# Start of SUPPLIED RECORDS

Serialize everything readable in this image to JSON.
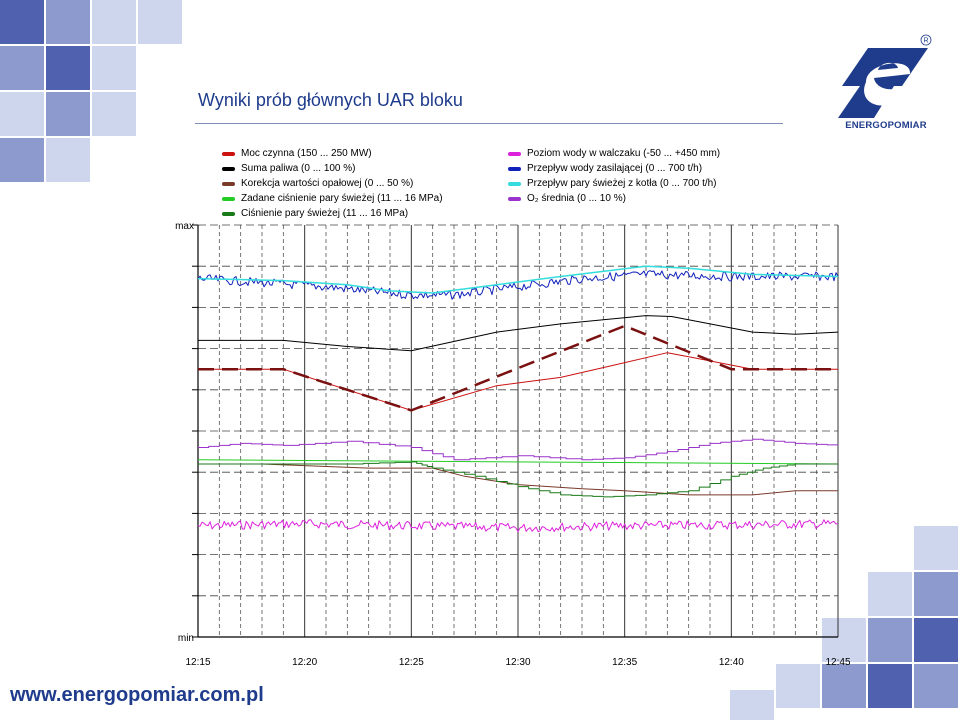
{
  "slide": {
    "title": "Wyniki prób głównych UAR bloku",
    "url": "www.energopomiar.com.pl",
    "logo": {
      "name": "ENERGOPOMIAR",
      "registered": "R"
    },
    "colors": {
      "brand": "#1f3c8c",
      "deco_dark": "#3d51a6",
      "deco_mid": "#7f8fc8",
      "deco_light": "#c9d1ec"
    }
  },
  "chart_data": {
    "type": "line",
    "title": "",
    "xlabel": "",
    "ylabel": "",
    "x_ticks": [
      "12:15",
      "12:20",
      "12:25",
      "12:30",
      "12:35",
      "12:40",
      "12:45"
    ],
    "x_range": [
      "12:15",
      "12:45"
    ],
    "y_range_labels": {
      "top": "max",
      "bottom": "min"
    },
    "grid": true,
    "legend_placement": "top",
    "series": [
      {
        "name": "Moc czynna (150 ... 250 MW)",
        "color": "#cc1111",
        "style": "solid",
        "width": 1,
        "points": [
          [
            "12:15",
            0.65
          ],
          [
            "12:19",
            0.65
          ],
          [
            "12:25",
            0.55
          ],
          [
            "12:29",
            0.61
          ],
          [
            "12:32",
            0.63
          ],
          [
            "12:34.5",
            0.66
          ],
          [
            "12:37",
            0.69
          ],
          [
            "12:38",
            0.68
          ],
          [
            "12:41",
            0.65
          ],
          [
            "12:45",
            0.65
          ]
        ]
      },
      {
        "name": "Suma paliwa (0 ... 100 %)",
        "color": "#000000",
        "style": "solid",
        "width": 1,
        "points": [
          [
            "12:15",
            0.72
          ],
          [
            "12:19",
            0.72
          ],
          [
            "12:22",
            0.705
          ],
          [
            "12:25",
            0.695
          ],
          [
            "12:29",
            0.74
          ],
          [
            "12:32",
            0.76
          ],
          [
            "12:34",
            0.77
          ],
          [
            "12:36",
            0.78
          ],
          [
            "12:37.2",
            0.778
          ],
          [
            "12:39",
            0.76
          ],
          [
            "12:41",
            0.74
          ],
          [
            "12:43",
            0.735
          ],
          [
            "12:45",
            0.74
          ]
        ]
      },
      {
        "name": "Korekcja wartości opałowej (0 ... 50 %)",
        "color": "#7a3a2a",
        "style": "solid",
        "width": 1,
        "points": [
          [
            "12:15",
            0.42
          ],
          [
            "12:18",
            0.42
          ],
          [
            "12:23",
            0.41
          ],
          [
            "12:26",
            0.41
          ],
          [
            "12:27.5",
            0.39
          ],
          [
            "12:30",
            0.37
          ],
          [
            "12:33",
            0.36
          ],
          [
            "12:35",
            0.355
          ],
          [
            "12:38",
            0.345
          ],
          [
            "12:41",
            0.345
          ],
          [
            "12:43",
            0.355
          ],
          [
            "12:45",
            0.355
          ]
        ]
      },
      {
        "name": "Zadane ciśnienie pary świeżej (11 ... 16 MPa)",
        "color": "#22cc22",
        "style": "solid",
        "width": 1,
        "points": [
          [
            "12:15",
            0.43
          ],
          [
            "12:45",
            0.42
          ]
        ]
      },
      {
        "name": "Ciśnienie pary świeżej (11 ... 16 MPa)",
        "color": "#1a7a1a",
        "style": "step",
        "width": 1,
        "points": [
          [
            "12:15",
            0.42
          ],
          [
            "12:22",
            0.42
          ],
          [
            "12:25",
            0.425
          ],
          [
            "12:26",
            0.41
          ],
          [
            "12:28",
            0.39
          ],
          [
            "12:30",
            0.365
          ],
          [
            "12:32",
            0.345
          ],
          [
            "12:34",
            0.34
          ],
          [
            "12:36",
            0.345
          ],
          [
            "12:38",
            0.355
          ],
          [
            "12:40",
            0.39
          ],
          [
            "12:41.5",
            0.41
          ],
          [
            "12:43",
            0.42
          ],
          [
            "12:45",
            0.42
          ]
        ]
      },
      {
        "name": "Poziom wody w walczaku (-50 ... +450 mm)",
        "color": "#dd22dd",
        "style": "noisy",
        "width": 1,
        "points": [
          [
            "12:15",
            0.27
          ],
          [
            "12:20",
            0.275
          ],
          [
            "12:25",
            0.27
          ],
          [
            "12:30",
            0.265
          ],
          [
            "12:35",
            0.27
          ],
          [
            "12:40",
            0.272
          ],
          [
            "12:45",
            0.275
          ]
        ]
      },
      {
        "name": "Przepływ wody zasilającej (0 ... 700 t/h)",
        "color": "#1122bb",
        "style": "noisy",
        "width": 1,
        "points": [
          [
            "12:15",
            0.87
          ],
          [
            "12:18",
            0.86
          ],
          [
            "12:21",
            0.85
          ],
          [
            "12:25",
            0.83
          ],
          [
            "12:27",
            0.83
          ],
          [
            "12:30",
            0.85
          ],
          [
            "12:33",
            0.87
          ],
          [
            "12:36",
            0.88
          ],
          [
            "12:40",
            0.875
          ],
          [
            "12:45",
            0.875
          ]
        ]
      },
      {
        "name": "Przepływ pary świeżej z kotła (0 ... 700 t/h)",
        "color": "#33dddd",
        "style": "solid",
        "width": 1.5,
        "points": [
          [
            "12:15",
            0.87
          ],
          [
            "12:19",
            0.865
          ],
          [
            "12:22",
            0.855
          ],
          [
            "12:24",
            0.84
          ],
          [
            "12:26",
            0.835
          ],
          [
            "12:29",
            0.855
          ],
          [
            "12:32",
            0.875
          ],
          [
            "12:36",
            0.9
          ],
          [
            "12:38",
            0.895
          ],
          [
            "12:41",
            0.88
          ],
          [
            "12:45",
            0.875
          ]
        ]
      },
      {
        "name": "O₂ średnia (0 ... 10 %)",
        "color": "#9933cc",
        "style": "step",
        "width": 1,
        "points": [
          [
            "12:15",
            0.46
          ],
          [
            "12:17",
            0.47
          ],
          [
            "12:19",
            0.465
          ],
          [
            "12:22",
            0.475
          ],
          [
            "12:25",
            0.46
          ],
          [
            "12:27",
            0.43
          ],
          [
            "12:30",
            0.44
          ],
          [
            "12:33",
            0.43
          ],
          [
            "12:35",
            0.435
          ],
          [
            "12:37",
            0.45
          ],
          [
            "12:39",
            0.47
          ],
          [
            "12:41",
            0.48
          ],
          [
            "12:43",
            0.47
          ],
          [
            "12:45",
            0.465
          ]
        ]
      },
      {
        "name": "",
        "color": "#7a1010",
        "style": "dashed",
        "width": 2.5,
        "points": [
          [
            "12:15",
            0.65
          ],
          [
            "12:19",
            0.65
          ],
          [
            "12:25",
            0.55
          ],
          [
            "12:35",
            0.755
          ],
          [
            "12:40",
            0.65
          ],
          [
            "12:45",
            0.65
          ]
        ]
      }
    ]
  }
}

# End of SUPPLIED RECORDS

◆ OBJECTIVE
All of the lines above should be retyped precisely, apart from the pictures.

◆ FINISHED TASK
Serialize everything readable in this image to JSON.
{
  "slide": {
    "title": "Wyniki prób głównych UAR bloku",
    "url": "www.energopomiar.com.pl",
    "logo": {
      "name": "ENERGOPOMIAR",
      "registered": "R"
    },
    "colors": {
      "brand": "#1f3c8c",
      "deco_dark": "#3d51a6",
      "deco_mid": "#7f8fc8",
      "deco_light": "#c9d1ec"
    }
  },
  "chart_data": {
    "type": "line",
    "title": "",
    "xlabel": "",
    "ylabel": "",
    "x_ticks": [
      "12:15",
      "12:20",
      "12:25",
      "12:30",
      "12:35",
      "12:40",
      "12:45"
    ],
    "x_range": [
      "12:15",
      "12:45"
    ],
    "y_range_labels": {
      "top": "max",
      "bottom": "min"
    },
    "grid": true,
    "legend_placement": "top",
    "series": [
      {
        "name": "Moc czynna (150 ... 250 MW)",
        "color": "#cc1111",
        "style": "solid",
        "width": 1,
        "points": [
          [
            "12:15",
            0.65
          ],
          [
            "12:19",
            0.65
          ],
          [
            "12:25",
            0.55
          ],
          [
            "12:29",
            0.61
          ],
          [
            "12:32",
            0.63
          ],
          [
            "12:34.5",
            0.66
          ],
          [
            "12:37",
            0.69
          ],
          [
            "12:38",
            0.68
          ],
          [
            "12:41",
            0.65
          ],
          [
            "12:45",
            0.65
          ]
        ]
      },
      {
        "name": "Suma paliwa (0 ... 100 %)",
        "color": "#000000",
        "style": "solid",
        "width": 1,
        "points": [
          [
            "12:15",
            0.72
          ],
          [
            "12:19",
            0.72
          ],
          [
            "12:22",
            0.705
          ],
          [
            "12:25",
            0.695
          ],
          [
            "12:29",
            0.74
          ],
          [
            "12:32",
            0.76
          ],
          [
            "12:34",
            0.77
          ],
          [
            "12:36",
            0.78
          ],
          [
            "12:37.2",
            0.778
          ],
          [
            "12:39",
            0.76
          ],
          [
            "12:41",
            0.74
          ],
          [
            "12:43",
            0.735
          ],
          [
            "12:45",
            0.74
          ]
        ]
      },
      {
        "name": "Korekcja wartości opałowej (0 ... 50 %)",
        "color": "#7a3a2a",
        "style": "solid",
        "width": 1,
        "points": [
          [
            "12:15",
            0.42
          ],
          [
            "12:18",
            0.42
          ],
          [
            "12:23",
            0.41
          ],
          [
            "12:26",
            0.41
          ],
          [
            "12:27.5",
            0.39
          ],
          [
            "12:30",
            0.37
          ],
          [
            "12:33",
            0.36
          ],
          [
            "12:35",
            0.355
          ],
          [
            "12:38",
            0.345
          ],
          [
            "12:41",
            0.345
          ],
          [
            "12:43",
            0.355
          ],
          [
            "12:45",
            0.355
          ]
        ]
      },
      {
        "name": "Zadane ciśnienie pary świeżej (11 ... 16 MPa)",
        "color": "#22cc22",
        "style": "solid",
        "width": 1,
        "points": [
          [
            "12:15",
            0.43
          ],
          [
            "12:45",
            0.42
          ]
        ]
      },
      {
        "name": "Ciśnienie pary świeżej (11 ... 16 MPa)",
        "color": "#1a7a1a",
        "style": "step",
        "width": 1,
        "points": [
          [
            "12:15",
            0.42
          ],
          [
            "12:22",
            0.42
          ],
          [
            "12:25",
            0.425
          ],
          [
            "12:26",
            0.41
          ],
          [
            "12:28",
            0.39
          ],
          [
            "12:30",
            0.365
          ],
          [
            "12:32",
            0.345
          ],
          [
            "12:34",
            0.34
          ],
          [
            "12:36",
            0.345
          ],
          [
            "12:38",
            0.355
          ],
          [
            "12:40",
            0.39
          ],
          [
            "12:41.5",
            0.41
          ],
          [
            "12:43",
            0.42
          ],
          [
            "12:45",
            0.42
          ]
        ]
      },
      {
        "name": "Poziom wody w walczaku (-50 ... +450 mm)",
        "color": "#dd22dd",
        "style": "noisy",
        "width": 1,
        "points": [
          [
            "12:15",
            0.27
          ],
          [
            "12:20",
            0.275
          ],
          [
            "12:25",
            0.27
          ],
          [
            "12:30",
            0.265
          ],
          [
            "12:35",
            0.27
          ],
          [
            "12:40",
            0.272
          ],
          [
            "12:45",
            0.275
          ]
        ]
      },
      {
        "name": "Przepływ wody zasilającej (0 ... 700 t/h)",
        "color": "#1122bb",
        "style": "noisy",
        "width": 1,
        "points": [
          [
            "12:15",
            0.87
          ],
          [
            "12:18",
            0.86
          ],
          [
            "12:21",
            0.85
          ],
          [
            "12:25",
            0.83
          ],
          [
            "12:27",
            0.83
          ],
          [
            "12:30",
            0.85
          ],
          [
            "12:33",
            0.87
          ],
          [
            "12:36",
            0.88
          ],
          [
            "12:40",
            0.875
          ],
          [
            "12:45",
            0.875
          ]
        ]
      },
      {
        "name": "Przepływ pary świeżej z kotła (0 ... 700 t/h)",
        "color": "#33dddd",
        "style": "solid",
        "width": 1.5,
        "points": [
          [
            "12:15",
            0.87
          ],
          [
            "12:19",
            0.865
          ],
          [
            "12:22",
            0.855
          ],
          [
            "12:24",
            0.84
          ],
          [
            "12:26",
            0.835
          ],
          [
            "12:29",
            0.855
          ],
          [
            "12:32",
            0.875
          ],
          [
            "12:36",
            0.9
          ],
          [
            "12:38",
            0.895
          ],
          [
            "12:41",
            0.88
          ],
          [
            "12:45",
            0.875
          ]
        ]
      },
      {
        "name": "O₂ średnia (0 ... 10 %)",
        "color": "#9933cc",
        "style": "step",
        "width": 1,
        "points": [
          [
            "12:15",
            0.46
          ],
          [
            "12:17",
            0.47
          ],
          [
            "12:19",
            0.465
          ],
          [
            "12:22",
            0.475
          ],
          [
            "12:25",
            0.46
          ],
          [
            "12:27",
            0.43
          ],
          [
            "12:30",
            0.44
          ],
          [
            "12:33",
            0.43
          ],
          [
            "12:35",
            0.435
          ],
          [
            "12:37",
            0.45
          ],
          [
            "12:39",
            0.47
          ],
          [
            "12:41",
            0.48
          ],
          [
            "12:43",
            0.47
          ],
          [
            "12:45",
            0.465
          ]
        ]
      },
      {
        "name": "",
        "color": "#7a1010",
        "style": "dashed",
        "width": 2.5,
        "points": [
          [
            "12:15",
            0.65
          ],
          [
            "12:19",
            0.65
          ],
          [
            "12:25",
            0.55
          ],
          [
            "12:35",
            0.755
          ],
          [
            "12:40",
            0.65
          ],
          [
            "12:45",
            0.65
          ]
        ]
      }
    ]
  }
}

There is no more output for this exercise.